TASK PROMPT:
For the material that follows, list every line containing the word "governing".

RECORDED INFORMATION:
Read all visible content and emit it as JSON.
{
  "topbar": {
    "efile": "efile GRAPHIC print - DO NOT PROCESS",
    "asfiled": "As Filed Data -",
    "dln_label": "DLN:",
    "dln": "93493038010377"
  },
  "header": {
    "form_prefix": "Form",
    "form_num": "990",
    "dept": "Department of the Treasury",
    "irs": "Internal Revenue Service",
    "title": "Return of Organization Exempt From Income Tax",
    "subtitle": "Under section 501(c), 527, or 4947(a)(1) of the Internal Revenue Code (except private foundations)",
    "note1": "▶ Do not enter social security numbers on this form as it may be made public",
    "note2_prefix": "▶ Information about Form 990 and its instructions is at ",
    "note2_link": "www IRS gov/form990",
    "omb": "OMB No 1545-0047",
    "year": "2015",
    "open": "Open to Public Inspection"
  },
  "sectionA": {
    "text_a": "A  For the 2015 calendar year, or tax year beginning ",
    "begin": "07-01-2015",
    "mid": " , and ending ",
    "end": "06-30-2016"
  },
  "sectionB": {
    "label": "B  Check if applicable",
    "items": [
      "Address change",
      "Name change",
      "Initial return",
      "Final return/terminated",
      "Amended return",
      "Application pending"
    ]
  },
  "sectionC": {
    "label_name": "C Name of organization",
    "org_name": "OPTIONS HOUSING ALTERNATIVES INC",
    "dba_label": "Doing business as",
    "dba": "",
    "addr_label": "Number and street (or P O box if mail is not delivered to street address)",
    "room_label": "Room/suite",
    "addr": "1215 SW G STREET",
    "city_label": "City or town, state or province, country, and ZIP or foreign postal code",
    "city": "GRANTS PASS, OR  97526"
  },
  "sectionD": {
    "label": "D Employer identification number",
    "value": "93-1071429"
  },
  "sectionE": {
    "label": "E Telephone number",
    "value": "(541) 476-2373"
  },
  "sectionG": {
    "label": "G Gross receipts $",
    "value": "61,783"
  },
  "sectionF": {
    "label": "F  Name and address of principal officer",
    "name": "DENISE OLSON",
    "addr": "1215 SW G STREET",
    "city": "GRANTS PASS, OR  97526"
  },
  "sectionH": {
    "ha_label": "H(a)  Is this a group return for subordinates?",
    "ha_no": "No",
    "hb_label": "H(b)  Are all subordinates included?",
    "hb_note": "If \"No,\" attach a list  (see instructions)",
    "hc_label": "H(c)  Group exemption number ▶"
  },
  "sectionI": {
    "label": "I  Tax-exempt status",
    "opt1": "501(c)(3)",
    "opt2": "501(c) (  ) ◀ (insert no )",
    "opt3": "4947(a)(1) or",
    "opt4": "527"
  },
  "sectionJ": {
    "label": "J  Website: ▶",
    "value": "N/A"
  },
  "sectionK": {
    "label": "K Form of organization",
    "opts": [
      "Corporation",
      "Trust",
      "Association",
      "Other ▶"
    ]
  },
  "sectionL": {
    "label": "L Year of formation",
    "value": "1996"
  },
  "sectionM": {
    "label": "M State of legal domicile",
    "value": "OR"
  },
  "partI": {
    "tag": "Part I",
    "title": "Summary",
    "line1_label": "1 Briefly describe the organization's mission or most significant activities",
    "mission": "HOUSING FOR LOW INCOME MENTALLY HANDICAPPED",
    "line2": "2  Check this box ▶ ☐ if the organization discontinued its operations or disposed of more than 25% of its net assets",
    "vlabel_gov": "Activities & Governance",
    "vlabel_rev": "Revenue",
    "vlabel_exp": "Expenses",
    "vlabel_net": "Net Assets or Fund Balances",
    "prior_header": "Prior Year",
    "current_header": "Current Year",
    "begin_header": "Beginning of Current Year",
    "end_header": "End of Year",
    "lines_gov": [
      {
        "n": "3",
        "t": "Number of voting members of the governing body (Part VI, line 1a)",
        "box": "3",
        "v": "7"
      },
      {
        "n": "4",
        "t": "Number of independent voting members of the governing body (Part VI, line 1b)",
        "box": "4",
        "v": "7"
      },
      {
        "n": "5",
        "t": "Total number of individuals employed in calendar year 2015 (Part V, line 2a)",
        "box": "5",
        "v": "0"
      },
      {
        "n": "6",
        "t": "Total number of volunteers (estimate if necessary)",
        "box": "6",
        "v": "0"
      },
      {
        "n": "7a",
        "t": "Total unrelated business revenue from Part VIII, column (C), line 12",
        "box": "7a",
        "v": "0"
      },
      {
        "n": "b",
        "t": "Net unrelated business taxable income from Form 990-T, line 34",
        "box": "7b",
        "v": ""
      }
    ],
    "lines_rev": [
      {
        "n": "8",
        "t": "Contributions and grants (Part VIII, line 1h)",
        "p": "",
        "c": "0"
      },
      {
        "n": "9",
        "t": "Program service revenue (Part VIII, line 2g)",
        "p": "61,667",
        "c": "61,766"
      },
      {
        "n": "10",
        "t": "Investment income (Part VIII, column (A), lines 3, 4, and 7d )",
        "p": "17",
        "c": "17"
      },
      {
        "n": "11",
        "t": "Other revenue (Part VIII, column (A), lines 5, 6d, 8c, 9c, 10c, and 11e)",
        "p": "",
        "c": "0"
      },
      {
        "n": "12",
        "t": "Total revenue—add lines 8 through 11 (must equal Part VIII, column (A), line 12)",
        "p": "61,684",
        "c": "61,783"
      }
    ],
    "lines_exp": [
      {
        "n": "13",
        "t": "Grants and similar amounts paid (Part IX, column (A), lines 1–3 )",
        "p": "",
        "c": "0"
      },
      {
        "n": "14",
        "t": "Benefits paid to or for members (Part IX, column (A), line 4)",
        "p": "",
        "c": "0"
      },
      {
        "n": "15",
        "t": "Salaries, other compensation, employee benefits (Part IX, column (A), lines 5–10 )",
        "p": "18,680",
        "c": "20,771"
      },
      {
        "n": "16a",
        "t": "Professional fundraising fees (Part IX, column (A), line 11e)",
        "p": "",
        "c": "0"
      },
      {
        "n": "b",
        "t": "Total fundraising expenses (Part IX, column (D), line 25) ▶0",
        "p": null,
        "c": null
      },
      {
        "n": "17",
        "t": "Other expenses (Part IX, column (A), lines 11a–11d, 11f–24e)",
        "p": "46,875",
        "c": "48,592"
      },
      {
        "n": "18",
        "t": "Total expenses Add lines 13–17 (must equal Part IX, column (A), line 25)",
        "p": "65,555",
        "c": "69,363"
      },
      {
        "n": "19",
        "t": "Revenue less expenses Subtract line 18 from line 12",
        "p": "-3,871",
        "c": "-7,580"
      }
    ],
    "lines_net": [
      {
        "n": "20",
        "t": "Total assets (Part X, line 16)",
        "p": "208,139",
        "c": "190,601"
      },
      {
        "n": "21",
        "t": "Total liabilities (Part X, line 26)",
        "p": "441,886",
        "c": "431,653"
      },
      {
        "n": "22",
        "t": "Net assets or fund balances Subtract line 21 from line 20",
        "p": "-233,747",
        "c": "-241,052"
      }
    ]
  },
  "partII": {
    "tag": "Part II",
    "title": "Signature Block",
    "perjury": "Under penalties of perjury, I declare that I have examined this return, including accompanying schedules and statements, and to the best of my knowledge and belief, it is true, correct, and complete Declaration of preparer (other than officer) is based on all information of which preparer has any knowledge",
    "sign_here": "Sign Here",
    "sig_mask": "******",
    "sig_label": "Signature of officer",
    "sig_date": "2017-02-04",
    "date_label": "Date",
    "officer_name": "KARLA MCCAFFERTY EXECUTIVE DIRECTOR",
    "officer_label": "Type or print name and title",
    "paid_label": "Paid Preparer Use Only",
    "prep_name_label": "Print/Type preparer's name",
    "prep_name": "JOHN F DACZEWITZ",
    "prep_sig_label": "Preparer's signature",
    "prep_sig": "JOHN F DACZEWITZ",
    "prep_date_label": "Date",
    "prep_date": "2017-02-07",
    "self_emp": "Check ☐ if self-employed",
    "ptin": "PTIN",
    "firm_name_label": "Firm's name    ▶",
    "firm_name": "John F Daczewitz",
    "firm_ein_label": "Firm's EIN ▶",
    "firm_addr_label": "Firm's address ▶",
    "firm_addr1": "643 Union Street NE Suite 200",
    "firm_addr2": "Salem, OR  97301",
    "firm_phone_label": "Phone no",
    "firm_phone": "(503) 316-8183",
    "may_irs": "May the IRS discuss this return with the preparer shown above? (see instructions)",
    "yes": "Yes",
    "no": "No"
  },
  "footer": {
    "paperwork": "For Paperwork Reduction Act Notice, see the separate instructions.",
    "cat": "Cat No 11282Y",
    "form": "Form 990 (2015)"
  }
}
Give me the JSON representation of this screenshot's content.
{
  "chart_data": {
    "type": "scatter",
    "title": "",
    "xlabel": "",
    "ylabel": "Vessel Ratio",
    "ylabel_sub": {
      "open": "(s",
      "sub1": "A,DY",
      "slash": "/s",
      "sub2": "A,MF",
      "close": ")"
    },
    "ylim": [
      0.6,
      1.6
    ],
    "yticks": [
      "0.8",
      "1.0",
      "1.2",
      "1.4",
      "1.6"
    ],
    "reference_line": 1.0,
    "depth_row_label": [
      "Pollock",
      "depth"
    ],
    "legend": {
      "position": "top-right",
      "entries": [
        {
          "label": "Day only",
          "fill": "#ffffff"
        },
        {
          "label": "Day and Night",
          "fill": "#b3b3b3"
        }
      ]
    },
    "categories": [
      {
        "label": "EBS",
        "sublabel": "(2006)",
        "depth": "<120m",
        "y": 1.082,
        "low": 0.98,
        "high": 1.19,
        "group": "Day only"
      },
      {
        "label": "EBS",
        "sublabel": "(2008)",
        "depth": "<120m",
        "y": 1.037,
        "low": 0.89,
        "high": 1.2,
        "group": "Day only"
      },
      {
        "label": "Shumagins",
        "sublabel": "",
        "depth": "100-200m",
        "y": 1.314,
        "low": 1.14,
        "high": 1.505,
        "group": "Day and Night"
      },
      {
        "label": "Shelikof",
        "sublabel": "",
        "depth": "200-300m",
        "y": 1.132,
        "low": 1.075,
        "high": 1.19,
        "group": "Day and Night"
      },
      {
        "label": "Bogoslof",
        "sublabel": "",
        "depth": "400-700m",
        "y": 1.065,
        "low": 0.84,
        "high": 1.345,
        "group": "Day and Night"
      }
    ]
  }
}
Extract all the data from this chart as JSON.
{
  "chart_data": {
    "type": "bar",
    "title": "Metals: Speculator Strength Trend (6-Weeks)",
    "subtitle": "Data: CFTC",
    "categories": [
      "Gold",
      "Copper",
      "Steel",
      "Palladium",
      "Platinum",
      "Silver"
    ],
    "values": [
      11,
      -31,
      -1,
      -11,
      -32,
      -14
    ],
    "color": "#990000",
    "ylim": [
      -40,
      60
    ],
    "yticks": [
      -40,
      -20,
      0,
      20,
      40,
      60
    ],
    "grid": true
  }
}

THE COMPLETED TASK:
        "t": "Number of voting members of the governing body (Part VI, line 1a)",
        "t": "Number of independent voting members of the governing body (Part VI, line 1b)",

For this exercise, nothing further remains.